* **Given exercise 1**
Output the part of the data items that starts at the first line and ends with the line containing "flash-and-macro-icons: ☼▣ <box>363" as a Markdown table with the columns No. and Line. Skip any blank lines.

* **Extracted text**

==*==

# Deep Residual Neural Network Pre Activation

论文地址： [Identity Mappings in Deep Residual Networks](https://arxiv.org/abs/1603.05027)

In [5]:
import mxnet as mx

from mxnet import nd
from mxnet import gluon

In [55]:
def BN_ReLU_Conv(num_filter, kernel_size, strides=1, padding=0, erase_relu=False, 
                 erase_conv=False, use_bias=False):
    '''
    num_filter : Int
        The output channel of this unit
    kernel_size : int
        Kernel size of the Conv kernel
    strides : int or tuple
        Conv strides
    padding : int or tuple
        Conv padding
    erase_relu : Boolean
        whether erase relu
    use_bias : Boolean
        Whether use bias
    '''
    unit = gluon.nn.HybridSequential()
    with unit.name_scope():
        unit.add(gluon.nn.BatchNorm(axis=1))
        if not erase_relu:
            unit.add(gluon.nn.Activation('relu'))
        if not erase_conv:
            unit.add(gluon.nn.Conv2D(num_filter, kernel_size=kernel_size, strides=strides, 
                                 padding=padding, use_bias=use_bias))
    return unit

def BN_ReLU(erase_relu=False):
    '''
    erase_relu : Boolean
        whether erase relu
    '''
    unit = gluon.nn.HybridSequential()
    with unit.name_scope():
        unit.add(gluon.nn.BatchNorm(axis=1))
        if not erase_relu:
            unit.add(gluon.nn.Activation('relu'))
    return unit

class Residual_Unit(gluon.nn.HybridBlock):
    def __init__(self, num_filter, strides, dim_match=True, bottle_neck=False, **kwargs):
        super().__init__(**kwargs)
        self.dim_match = dim_match
        self.bottle_neck = bottle_neck
        residual = self.residual = gluon.nn.HybridSequential()
        with self.name_scope():
            if bottle_neck:
                residual.add(BN_ReLU_Conv(int(num_filter * 0.25), kernel_size=1))

==*==

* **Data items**
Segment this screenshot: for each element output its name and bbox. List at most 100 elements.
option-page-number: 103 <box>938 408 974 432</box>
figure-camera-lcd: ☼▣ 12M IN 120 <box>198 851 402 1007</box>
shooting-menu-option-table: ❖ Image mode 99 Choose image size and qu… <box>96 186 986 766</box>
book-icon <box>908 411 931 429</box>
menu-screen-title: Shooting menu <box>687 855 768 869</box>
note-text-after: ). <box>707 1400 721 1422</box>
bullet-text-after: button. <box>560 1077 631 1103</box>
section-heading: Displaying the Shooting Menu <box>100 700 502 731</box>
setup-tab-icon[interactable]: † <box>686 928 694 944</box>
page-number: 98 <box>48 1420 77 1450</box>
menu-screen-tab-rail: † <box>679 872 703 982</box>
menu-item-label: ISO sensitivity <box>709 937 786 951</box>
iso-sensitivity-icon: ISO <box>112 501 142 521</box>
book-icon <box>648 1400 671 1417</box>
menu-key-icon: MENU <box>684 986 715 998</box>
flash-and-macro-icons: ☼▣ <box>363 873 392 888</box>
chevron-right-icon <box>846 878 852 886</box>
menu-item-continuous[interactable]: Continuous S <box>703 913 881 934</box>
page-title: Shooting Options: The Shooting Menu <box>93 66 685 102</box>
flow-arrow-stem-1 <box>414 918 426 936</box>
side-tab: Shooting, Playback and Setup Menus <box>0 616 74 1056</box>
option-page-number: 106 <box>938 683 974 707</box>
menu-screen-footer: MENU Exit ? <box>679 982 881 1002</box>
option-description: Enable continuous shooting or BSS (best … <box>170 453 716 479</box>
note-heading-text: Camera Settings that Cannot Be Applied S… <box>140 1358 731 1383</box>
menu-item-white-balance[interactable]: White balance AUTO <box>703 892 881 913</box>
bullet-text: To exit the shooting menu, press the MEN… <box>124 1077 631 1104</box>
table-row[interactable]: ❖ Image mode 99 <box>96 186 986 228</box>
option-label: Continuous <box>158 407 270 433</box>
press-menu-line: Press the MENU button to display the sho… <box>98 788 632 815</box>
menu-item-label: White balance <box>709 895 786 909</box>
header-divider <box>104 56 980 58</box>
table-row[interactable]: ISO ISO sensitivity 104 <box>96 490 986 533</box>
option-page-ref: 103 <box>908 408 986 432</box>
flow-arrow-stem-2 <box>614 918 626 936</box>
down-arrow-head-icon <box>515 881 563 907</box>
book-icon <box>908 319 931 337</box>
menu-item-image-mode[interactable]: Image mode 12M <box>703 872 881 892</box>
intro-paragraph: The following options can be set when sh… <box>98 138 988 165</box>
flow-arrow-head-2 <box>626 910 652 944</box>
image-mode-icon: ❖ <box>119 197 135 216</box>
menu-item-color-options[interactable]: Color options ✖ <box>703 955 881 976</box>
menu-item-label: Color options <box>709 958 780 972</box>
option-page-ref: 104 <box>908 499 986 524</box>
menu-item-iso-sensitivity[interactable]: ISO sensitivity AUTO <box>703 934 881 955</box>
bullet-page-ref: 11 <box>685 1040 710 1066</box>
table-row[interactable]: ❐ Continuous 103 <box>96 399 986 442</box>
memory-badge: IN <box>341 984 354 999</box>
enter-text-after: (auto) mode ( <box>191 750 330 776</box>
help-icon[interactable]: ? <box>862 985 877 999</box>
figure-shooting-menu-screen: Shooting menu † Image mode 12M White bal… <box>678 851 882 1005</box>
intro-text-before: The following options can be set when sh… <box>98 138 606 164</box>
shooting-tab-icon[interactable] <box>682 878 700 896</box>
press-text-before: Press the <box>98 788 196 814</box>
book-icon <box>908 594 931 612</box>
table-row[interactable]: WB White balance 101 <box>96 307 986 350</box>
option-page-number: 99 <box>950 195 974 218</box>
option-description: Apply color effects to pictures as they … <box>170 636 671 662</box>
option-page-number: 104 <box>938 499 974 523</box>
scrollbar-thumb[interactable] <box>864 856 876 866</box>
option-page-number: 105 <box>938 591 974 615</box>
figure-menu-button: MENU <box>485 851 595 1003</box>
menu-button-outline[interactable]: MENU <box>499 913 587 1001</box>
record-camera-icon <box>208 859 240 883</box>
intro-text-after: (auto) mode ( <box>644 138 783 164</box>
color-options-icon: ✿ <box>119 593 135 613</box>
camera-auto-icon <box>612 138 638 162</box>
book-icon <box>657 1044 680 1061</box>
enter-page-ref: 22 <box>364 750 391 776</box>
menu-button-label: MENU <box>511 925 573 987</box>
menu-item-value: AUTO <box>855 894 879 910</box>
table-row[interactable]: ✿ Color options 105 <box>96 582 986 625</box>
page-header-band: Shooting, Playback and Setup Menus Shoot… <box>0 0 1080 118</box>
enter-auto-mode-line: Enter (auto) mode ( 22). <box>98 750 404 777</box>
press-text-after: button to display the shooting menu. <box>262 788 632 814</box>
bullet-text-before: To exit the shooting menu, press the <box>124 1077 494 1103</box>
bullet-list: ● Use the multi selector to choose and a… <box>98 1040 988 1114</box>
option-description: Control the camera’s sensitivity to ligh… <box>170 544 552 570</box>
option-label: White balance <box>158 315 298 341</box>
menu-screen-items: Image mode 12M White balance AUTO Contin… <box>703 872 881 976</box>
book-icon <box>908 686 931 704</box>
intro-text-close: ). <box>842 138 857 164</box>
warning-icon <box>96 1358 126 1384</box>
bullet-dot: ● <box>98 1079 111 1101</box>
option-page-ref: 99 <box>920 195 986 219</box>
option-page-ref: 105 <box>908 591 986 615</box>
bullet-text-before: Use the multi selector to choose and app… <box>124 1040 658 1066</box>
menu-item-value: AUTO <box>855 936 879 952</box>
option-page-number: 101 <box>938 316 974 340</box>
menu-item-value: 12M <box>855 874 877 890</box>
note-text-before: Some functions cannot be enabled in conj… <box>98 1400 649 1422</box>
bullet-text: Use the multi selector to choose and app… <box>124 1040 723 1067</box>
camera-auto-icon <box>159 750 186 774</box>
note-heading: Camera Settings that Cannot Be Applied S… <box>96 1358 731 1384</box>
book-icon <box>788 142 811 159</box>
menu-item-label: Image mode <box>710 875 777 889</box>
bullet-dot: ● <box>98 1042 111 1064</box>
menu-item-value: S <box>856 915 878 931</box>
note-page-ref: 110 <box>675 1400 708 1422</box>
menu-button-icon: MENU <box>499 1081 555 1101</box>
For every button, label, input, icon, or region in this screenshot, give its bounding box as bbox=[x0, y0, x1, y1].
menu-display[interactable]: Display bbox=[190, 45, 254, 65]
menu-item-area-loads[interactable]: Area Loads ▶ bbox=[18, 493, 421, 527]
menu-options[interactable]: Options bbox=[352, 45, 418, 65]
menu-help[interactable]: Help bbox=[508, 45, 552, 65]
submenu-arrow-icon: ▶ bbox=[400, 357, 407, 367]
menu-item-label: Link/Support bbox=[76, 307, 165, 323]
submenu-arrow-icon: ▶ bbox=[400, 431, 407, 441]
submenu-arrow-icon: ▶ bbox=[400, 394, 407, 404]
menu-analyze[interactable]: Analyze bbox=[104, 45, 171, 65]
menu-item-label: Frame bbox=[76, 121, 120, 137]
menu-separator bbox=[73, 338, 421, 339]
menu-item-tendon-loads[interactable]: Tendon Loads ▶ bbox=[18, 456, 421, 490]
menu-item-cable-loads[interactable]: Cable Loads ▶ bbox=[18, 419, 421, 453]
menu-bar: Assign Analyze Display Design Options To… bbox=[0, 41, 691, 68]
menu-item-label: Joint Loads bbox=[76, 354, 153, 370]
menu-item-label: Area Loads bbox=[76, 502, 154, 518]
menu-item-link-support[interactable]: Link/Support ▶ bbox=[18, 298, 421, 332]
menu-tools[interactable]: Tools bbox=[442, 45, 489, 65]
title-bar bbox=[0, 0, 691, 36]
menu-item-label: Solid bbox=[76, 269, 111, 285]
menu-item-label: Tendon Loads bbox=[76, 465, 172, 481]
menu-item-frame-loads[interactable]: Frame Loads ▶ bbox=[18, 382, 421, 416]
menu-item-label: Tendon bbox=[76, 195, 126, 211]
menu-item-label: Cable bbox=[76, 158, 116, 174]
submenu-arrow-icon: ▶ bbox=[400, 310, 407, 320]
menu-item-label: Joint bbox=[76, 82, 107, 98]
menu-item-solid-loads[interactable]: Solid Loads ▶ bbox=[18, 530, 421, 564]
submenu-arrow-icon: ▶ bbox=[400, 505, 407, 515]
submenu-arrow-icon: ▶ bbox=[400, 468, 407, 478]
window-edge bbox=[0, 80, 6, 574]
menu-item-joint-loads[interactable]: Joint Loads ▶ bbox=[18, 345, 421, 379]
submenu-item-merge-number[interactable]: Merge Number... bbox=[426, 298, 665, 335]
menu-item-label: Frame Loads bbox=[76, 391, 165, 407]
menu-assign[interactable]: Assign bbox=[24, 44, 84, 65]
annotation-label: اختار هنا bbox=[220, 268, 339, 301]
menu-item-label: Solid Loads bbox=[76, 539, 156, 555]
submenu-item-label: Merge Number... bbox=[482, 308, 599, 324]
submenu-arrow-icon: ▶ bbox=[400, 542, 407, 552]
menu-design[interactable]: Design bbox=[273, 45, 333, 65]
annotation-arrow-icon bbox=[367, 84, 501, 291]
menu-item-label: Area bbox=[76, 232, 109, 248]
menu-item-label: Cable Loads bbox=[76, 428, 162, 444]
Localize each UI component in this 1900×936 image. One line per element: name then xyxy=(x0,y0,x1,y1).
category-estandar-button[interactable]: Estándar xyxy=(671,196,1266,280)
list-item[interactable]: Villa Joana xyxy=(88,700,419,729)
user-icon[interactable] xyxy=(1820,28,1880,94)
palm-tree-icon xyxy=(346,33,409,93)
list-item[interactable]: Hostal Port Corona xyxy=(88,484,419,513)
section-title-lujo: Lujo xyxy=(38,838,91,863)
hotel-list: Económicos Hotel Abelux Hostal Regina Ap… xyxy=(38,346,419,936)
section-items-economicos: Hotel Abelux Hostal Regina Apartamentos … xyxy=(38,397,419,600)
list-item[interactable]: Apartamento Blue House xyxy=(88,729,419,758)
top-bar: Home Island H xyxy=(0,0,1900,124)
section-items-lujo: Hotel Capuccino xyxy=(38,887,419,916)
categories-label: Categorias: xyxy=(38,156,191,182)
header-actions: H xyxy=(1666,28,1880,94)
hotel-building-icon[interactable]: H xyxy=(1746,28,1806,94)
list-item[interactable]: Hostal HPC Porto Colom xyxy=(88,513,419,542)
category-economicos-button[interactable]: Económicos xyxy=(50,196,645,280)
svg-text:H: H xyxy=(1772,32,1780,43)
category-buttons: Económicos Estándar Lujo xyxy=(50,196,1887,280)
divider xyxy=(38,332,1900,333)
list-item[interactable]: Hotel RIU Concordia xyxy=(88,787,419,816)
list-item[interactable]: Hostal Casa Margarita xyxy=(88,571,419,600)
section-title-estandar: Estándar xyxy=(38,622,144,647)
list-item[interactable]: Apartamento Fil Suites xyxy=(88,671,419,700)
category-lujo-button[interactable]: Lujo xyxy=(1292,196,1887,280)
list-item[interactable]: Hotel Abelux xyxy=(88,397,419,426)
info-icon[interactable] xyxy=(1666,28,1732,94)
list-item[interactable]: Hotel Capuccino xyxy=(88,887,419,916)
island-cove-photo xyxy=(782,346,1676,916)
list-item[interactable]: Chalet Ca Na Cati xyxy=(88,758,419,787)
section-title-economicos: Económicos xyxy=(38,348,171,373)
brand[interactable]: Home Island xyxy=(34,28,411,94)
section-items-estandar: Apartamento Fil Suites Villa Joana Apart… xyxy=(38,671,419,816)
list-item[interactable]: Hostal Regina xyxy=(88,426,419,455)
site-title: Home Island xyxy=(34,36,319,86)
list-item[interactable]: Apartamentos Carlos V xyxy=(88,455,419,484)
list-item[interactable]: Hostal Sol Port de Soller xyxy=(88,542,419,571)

==*==

* **Given exercise 2**
Summarize the pre-activation residual network code in two sentences.

* **Correct output 1**
| No. | Line |
|---|---|
| 1 | Segment this screenshot: for each element output its name and bbox. List at most 100 elements. |
| 2 | option-page-number: 103 <box>938 408 974 432</box> |
| 3 | figure-camera-lcd: ☼▣ 12M IN 120 <box>198 851 402 1007</box> |
| 4 | shooting-menu-option-table: ❖ Image mode 99 Choose image size and qu… <box>96 186 986 766</box> |
| 5 | book-icon <box>908 411 931 429</box> |
| 6 | menu-screen-title: Shooting menu <box>687 855 768 869</box> |
| 7 | note-text-after: ). <box>707 1400 721 1422</box> |
| 8 | bullet-text-after: button. <box>560 1077 631 1103</box> |
| 9 | section-heading: Displaying the Shooting Menu <box>100 700 502 731</box> |
| 10 | setup-tab-icon[interactable]: † <box>686 928 694 944</box> |
| 11 | page-number: 98 <box>48 1420 77 1450</box> |
| 12 | menu-screen-tab-rail: † <box>679 872 703 982</box> |
| 13 | menu-item-label: ISO sensitivity <box>709 937 786 951</box> |
| 14 | iso-sensitivity-icon: ISO <box>112 501 142 521</box> |
| 15 | book-icon <box>648 1400 671 1417</box> |
| 16 | menu-key-icon: MENU <box>684 986 715 998</box> |
| 17 | flash-and-macro-icons: ☼▣ <box>363 873 392 888</box> |

* **Correct output 2**
The code links to the paper "Identity Mappings in Deep Residual Networks" and imports mxnet, nd and gluon. It defines the BN_ReLU_Conv and BN_ReLU helpers, which build HybridSequential units from batch normalization, an optional ReLU activation and, in the first helper, an optional Conv2D layer, and it defines a Residual_Unit HybridBlock class whose constructor takes num_filter, strides, dim_match and bottle_neck.